Exercise
From the records below, copy every line that contains the word "icon".

[Data tied to figure images]
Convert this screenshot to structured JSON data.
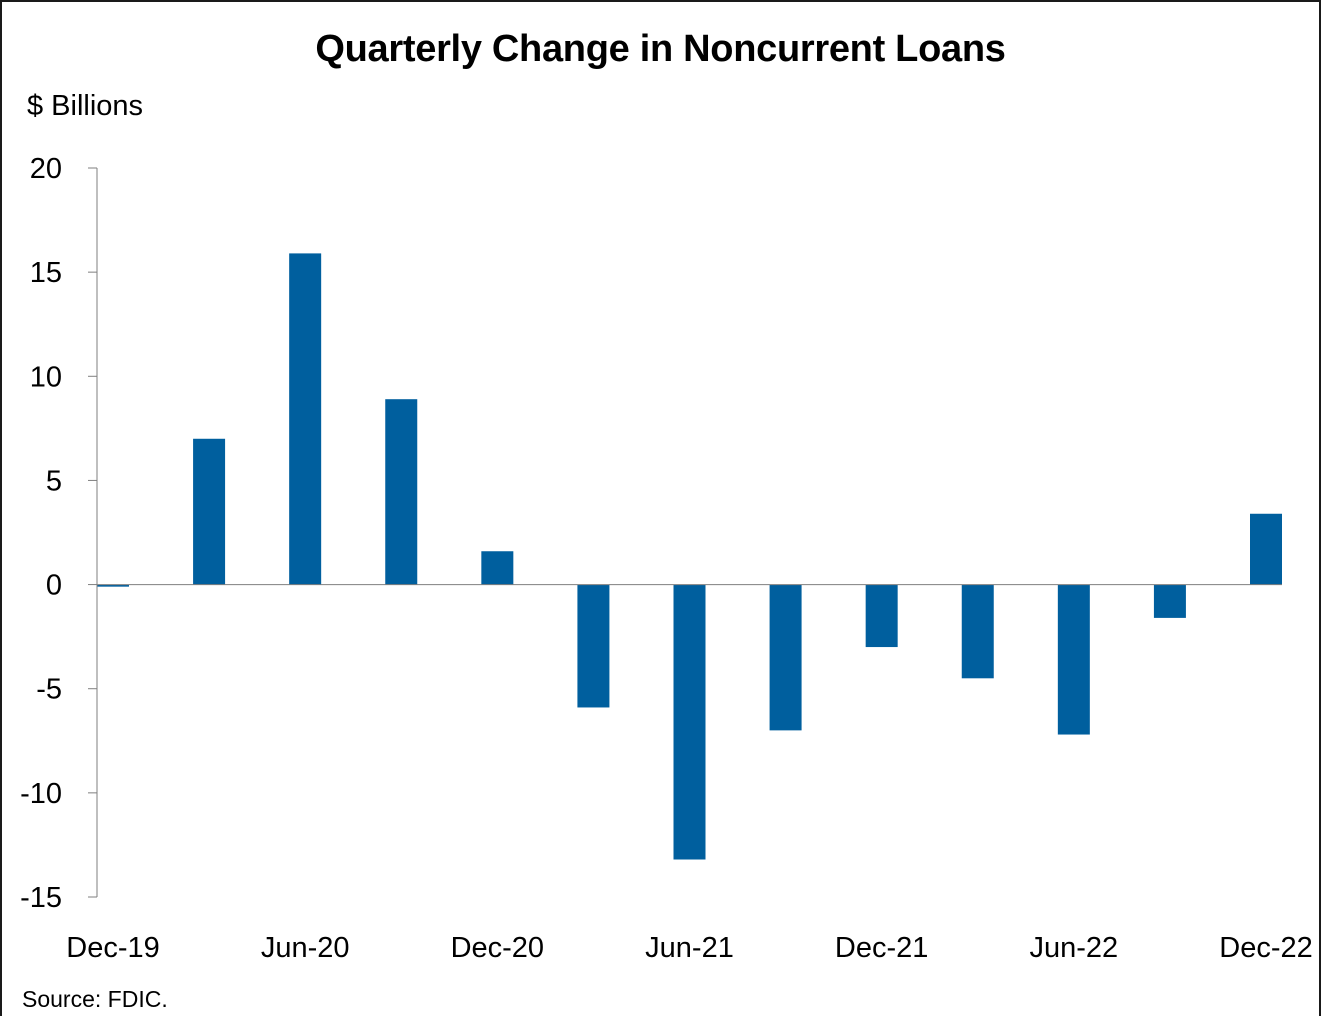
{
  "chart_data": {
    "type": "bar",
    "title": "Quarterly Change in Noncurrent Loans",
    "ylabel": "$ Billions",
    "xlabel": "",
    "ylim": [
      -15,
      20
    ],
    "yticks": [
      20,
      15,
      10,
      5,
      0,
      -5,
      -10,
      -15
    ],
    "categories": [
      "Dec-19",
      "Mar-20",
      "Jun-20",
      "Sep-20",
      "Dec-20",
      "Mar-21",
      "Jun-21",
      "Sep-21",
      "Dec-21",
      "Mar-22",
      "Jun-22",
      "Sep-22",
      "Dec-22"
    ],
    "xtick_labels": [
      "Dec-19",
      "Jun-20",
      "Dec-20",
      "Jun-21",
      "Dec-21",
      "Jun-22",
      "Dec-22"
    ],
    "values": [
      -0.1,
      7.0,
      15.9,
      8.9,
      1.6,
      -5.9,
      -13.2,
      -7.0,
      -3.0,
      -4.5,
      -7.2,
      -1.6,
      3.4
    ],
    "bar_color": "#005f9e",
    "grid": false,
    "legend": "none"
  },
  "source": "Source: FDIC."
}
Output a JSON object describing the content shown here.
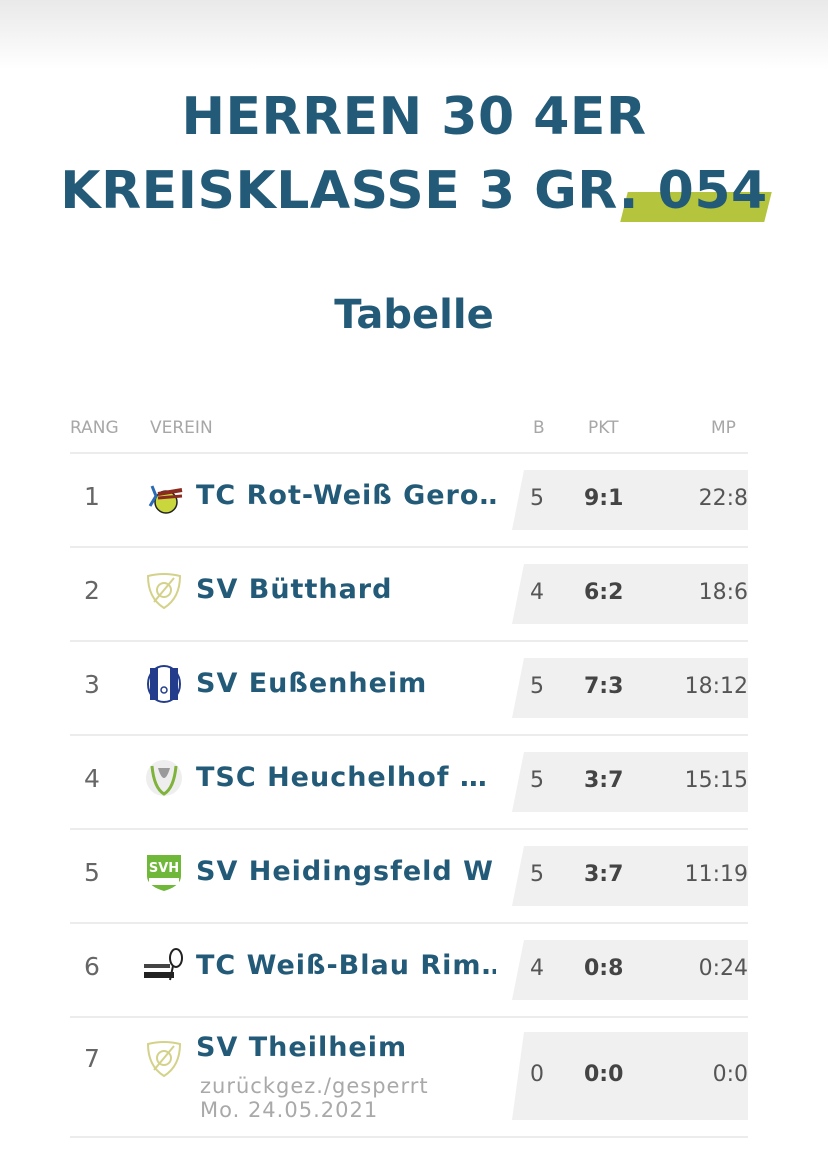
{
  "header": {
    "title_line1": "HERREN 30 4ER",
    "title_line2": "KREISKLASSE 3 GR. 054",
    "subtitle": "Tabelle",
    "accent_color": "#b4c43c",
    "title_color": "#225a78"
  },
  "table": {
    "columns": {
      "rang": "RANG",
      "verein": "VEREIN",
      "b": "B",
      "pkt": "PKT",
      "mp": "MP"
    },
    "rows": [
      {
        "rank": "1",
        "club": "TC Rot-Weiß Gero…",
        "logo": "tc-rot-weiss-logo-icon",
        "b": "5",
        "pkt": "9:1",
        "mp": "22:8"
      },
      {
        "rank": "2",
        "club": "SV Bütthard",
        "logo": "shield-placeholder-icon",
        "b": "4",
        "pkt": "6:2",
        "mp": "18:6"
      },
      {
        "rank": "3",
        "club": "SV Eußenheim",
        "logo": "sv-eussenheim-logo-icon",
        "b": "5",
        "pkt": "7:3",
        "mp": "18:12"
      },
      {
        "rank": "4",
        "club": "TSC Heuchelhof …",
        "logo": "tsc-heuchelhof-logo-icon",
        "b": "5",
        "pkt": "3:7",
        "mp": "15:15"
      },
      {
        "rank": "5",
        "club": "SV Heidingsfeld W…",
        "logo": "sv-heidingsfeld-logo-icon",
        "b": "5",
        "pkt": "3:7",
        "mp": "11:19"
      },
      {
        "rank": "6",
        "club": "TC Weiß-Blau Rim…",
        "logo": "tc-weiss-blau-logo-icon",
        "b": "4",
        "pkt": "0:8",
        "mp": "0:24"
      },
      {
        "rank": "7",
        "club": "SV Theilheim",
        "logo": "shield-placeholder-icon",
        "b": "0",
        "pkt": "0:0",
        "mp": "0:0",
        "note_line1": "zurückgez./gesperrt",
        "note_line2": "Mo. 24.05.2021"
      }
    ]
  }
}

The completed task
        "logo": "tc-rot-weiss-logo-icon",
        "logo": "shield-placeholder-icon",
        "logo": "sv-eussenheim-logo-icon",
        "logo": "tsc-heuchelhof-logo-icon",
        "logo": "sv-heidingsfeld-logo-icon",
        "logo": "tc-weiss-blau-logo-icon",
        "logo": "shield-placeholder-icon",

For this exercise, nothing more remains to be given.